-- Entries provided start --

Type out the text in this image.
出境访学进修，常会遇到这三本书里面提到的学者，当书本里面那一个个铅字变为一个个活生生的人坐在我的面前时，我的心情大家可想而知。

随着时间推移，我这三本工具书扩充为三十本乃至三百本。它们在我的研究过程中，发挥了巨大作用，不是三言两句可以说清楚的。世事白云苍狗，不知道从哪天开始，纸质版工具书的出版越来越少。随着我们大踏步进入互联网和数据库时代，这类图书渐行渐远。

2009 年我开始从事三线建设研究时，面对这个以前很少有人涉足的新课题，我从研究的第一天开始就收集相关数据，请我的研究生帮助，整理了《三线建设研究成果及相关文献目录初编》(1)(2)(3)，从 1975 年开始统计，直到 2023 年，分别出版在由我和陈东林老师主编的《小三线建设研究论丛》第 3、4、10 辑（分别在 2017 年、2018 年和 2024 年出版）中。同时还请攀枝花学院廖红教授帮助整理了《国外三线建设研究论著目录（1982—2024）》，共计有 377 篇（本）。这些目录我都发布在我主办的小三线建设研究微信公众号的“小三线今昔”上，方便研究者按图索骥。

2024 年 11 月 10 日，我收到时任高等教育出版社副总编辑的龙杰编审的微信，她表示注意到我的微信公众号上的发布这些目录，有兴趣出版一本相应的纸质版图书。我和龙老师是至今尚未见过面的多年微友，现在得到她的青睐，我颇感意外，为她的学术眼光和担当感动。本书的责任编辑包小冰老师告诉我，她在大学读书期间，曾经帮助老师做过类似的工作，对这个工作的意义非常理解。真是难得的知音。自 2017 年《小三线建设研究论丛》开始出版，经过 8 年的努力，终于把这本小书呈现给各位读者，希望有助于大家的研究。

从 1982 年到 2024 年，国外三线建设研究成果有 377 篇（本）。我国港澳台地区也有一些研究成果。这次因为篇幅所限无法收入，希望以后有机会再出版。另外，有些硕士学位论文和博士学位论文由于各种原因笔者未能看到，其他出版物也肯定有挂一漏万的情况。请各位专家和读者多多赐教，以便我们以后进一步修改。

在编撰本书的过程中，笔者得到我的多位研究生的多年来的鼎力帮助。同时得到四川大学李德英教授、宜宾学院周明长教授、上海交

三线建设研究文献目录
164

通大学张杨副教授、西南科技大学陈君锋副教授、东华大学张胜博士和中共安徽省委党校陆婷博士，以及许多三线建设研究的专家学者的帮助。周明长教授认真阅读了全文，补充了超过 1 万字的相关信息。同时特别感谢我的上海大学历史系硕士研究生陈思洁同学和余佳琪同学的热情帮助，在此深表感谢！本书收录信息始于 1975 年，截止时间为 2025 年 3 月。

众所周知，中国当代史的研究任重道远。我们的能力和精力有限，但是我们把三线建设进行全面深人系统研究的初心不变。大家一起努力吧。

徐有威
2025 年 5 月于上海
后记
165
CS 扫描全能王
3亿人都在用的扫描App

-- Entries provided end --
-- Entries provided start --

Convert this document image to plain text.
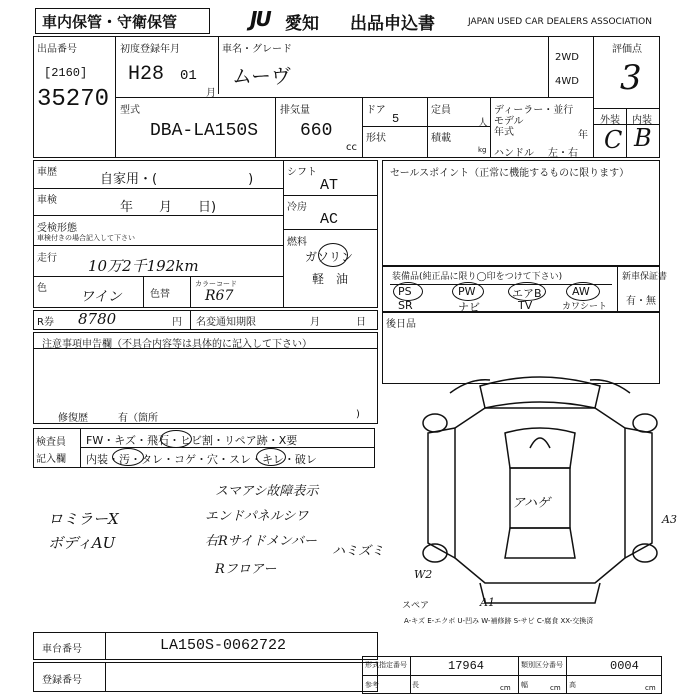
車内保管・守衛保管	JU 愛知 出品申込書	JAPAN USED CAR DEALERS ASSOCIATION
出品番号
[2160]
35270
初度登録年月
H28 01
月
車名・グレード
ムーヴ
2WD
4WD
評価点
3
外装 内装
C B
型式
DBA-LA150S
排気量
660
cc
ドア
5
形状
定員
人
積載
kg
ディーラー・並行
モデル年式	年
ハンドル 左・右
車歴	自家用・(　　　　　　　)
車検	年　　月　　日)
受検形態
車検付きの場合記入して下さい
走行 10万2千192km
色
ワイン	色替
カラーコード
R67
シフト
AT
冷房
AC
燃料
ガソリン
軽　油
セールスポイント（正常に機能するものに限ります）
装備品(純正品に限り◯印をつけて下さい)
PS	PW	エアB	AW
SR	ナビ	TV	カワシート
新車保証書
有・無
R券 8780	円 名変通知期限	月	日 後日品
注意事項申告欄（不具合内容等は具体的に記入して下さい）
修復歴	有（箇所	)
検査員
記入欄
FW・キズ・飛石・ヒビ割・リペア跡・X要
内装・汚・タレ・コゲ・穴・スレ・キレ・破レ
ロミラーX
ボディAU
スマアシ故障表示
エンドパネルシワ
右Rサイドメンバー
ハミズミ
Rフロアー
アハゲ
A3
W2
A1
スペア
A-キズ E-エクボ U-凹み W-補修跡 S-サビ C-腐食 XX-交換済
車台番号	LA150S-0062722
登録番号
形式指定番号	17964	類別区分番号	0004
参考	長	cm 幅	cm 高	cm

-- Entries provided end --

Direction –
Search the records above for "text". Copy each line where it is found.

Exercise output –
Type out the text in this image.
Convert this document image to plain text.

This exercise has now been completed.